**Stated exercise:**
A faithful transcription of all the data is required.

**Records for the task:**
▽
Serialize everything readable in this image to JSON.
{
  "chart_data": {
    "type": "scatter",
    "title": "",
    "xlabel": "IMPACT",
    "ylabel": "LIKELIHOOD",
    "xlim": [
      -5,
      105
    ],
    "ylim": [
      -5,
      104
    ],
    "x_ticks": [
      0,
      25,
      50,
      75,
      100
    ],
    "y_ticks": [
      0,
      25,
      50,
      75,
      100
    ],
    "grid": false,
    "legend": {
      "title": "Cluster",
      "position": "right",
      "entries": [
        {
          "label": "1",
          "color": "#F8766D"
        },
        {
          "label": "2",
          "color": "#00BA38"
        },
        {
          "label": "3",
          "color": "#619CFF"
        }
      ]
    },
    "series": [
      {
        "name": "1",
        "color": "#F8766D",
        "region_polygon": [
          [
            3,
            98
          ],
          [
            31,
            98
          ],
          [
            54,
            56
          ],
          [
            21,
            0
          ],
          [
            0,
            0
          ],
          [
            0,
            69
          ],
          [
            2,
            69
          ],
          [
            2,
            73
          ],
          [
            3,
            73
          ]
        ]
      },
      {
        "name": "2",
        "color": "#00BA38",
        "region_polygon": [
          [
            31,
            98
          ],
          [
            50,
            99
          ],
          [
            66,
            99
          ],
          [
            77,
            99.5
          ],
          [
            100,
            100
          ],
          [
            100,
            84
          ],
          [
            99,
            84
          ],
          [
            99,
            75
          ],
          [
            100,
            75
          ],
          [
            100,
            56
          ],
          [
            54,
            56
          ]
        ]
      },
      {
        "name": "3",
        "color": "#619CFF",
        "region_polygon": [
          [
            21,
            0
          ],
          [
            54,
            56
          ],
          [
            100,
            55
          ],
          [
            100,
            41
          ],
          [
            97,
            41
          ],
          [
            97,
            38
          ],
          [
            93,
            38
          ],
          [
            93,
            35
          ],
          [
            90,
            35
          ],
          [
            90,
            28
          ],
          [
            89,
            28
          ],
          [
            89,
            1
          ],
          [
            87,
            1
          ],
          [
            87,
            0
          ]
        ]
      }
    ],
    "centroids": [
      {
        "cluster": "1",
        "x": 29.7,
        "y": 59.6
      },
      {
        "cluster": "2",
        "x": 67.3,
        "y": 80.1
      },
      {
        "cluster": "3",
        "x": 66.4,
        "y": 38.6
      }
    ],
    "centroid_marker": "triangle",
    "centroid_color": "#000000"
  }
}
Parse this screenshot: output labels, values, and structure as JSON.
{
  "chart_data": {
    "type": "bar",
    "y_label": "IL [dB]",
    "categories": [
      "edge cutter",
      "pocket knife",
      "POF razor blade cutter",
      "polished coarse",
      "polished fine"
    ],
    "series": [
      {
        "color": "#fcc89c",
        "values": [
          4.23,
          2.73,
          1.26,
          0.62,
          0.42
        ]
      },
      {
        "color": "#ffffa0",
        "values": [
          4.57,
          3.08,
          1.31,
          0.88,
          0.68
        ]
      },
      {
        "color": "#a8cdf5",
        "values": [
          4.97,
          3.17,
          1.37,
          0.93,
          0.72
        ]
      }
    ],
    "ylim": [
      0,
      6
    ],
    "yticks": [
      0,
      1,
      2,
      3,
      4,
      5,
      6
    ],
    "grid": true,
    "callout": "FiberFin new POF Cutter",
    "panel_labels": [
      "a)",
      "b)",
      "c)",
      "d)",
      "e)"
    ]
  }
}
△
**Correct output:**
Serialize everything readable in this image to JSON.
{
  "chart_data": {
    "type": "scatter",
    "title": "",
    "xlabel": "IMPACT",
    "ylabel": "LIKELIHOOD",
    "xlim": [
      -5,
      105
    ],
    "ylim": [
      -5,
      104
    ],
    "x_ticks": [
      0,
      25,
      50,
      75,
      100
    ],
    "y_ticks": [
      0,
      25,
      50,
      75,
      100
    ],
    "grid": false,
    "legend": {
      "title": "Cluster",
      "position": "right",
      "entries": [
        {
          "label": "1",
          "color": "#F8766D"
        },
        {
          "label": "2",
          "color": "#00BA38"
        },
        {
          "label": "3",
          "color": "#619CFF"
        }
      ]
    },
    "series": [
      {
        "name": "1",
        "color": "#F8766D",
        "region_polygon": [
          [
            3,
            98
          ],
          [
            31,
            98
          ],
          [
            54,
            56
          ],
          [
            21,
            0
          ],
          [
            0,
            0
          ],
          [
            0,
            69
          ],
          [
            2,
            69
          ],
          [
            2,
            73
          ],
          [
            3,
            73
          ]
        ]
      },
      {
        "name": "2",
        "color": "#00BA38",
        "region_polygon": [
          [
            31,
            98
          ],
          [
            50,
            99
          ],
          [
            66,
            99
          ],
          [
            77,
            99.5
          ],
          [
            100,
            100
          ],
          [
            100,
            84
          ],
          [
            99,
            84
          ],
          [
            99,
            75
          ],
          [
            100,
            75
          ],
          [
            100,
            56
          ],
          [
            54,
            56
          ]
        ]
      },
      {
        "name": "3",
        "color": "#619CFF",
        "region_polygon": [
          [
            21,
            0
          ],
          [
            54,
            56
          ],
          [
            100,
            55
          ],
          [
            100,
            41
          ],
          [
            97,
            41
          ],
          [
            97,
            38
          ],
          [
            93,
            38
          ],
          [
            93,
            35
          ],
          [
            90,
            35
          ],
          [
            90,
            28
          ],
          [
            89,
            28
          ],
          [
            89,
            1
          ],
          [
            87,
            1
          ],
          [
            87,
            0
          ]
        ]
      }
    ],
    "centroids": [
      {
        "cluster": "1",
        "x": 29.7,
        "y": 59.6
      },
      {
        "cluster": "2",
        "x": 67.3,
        "y": 80.1
      },
      {
        "cluster": "3",
        "x": 66.4,
        "y": 38.6
      }
    ],
    "centroid_marker": "triangle",
    "centroid_color": "#000000"
  }
}
Parse this screenshot: output labels, values, and structure as JSON.
{
  "chart_data": {
    "type": "bar",
    "y_label": "IL [dB]",
    "categories": [
      "edge cutter",
      "pocket knife",
      "POF razor blade cutter",
      "polished coarse",
      "polished fine"
    ],
    "series": [
      {
        "color": "#fcc89c",
        "values": [
          4.23,
          2.73,
          1.26,
          0.62,
          0.42
        ]
      },
      {
        "color": "#ffffa0",
        "values": [
          4.57,
          3.08,
          1.31,
          0.88,
          0.68
        ]
      },
      {
        "color": "#a8cdf5",
        "values": [
          4.97,
          3.17,
          1.37,
          0.93,
          0.72
        ]
      }
    ],
    "ylim": [
      0,
      6
    ],
    "yticks": [
      0,
      1,
      2,
      3,
      4,
      5,
      6
    ],
    "grid": true,
    "callout": "FiberFin new POF Cutter",
    "panel_labels": [
      "a)",
      "b)",
      "c)",
      "d)",
      "e)"
    ]
  }
}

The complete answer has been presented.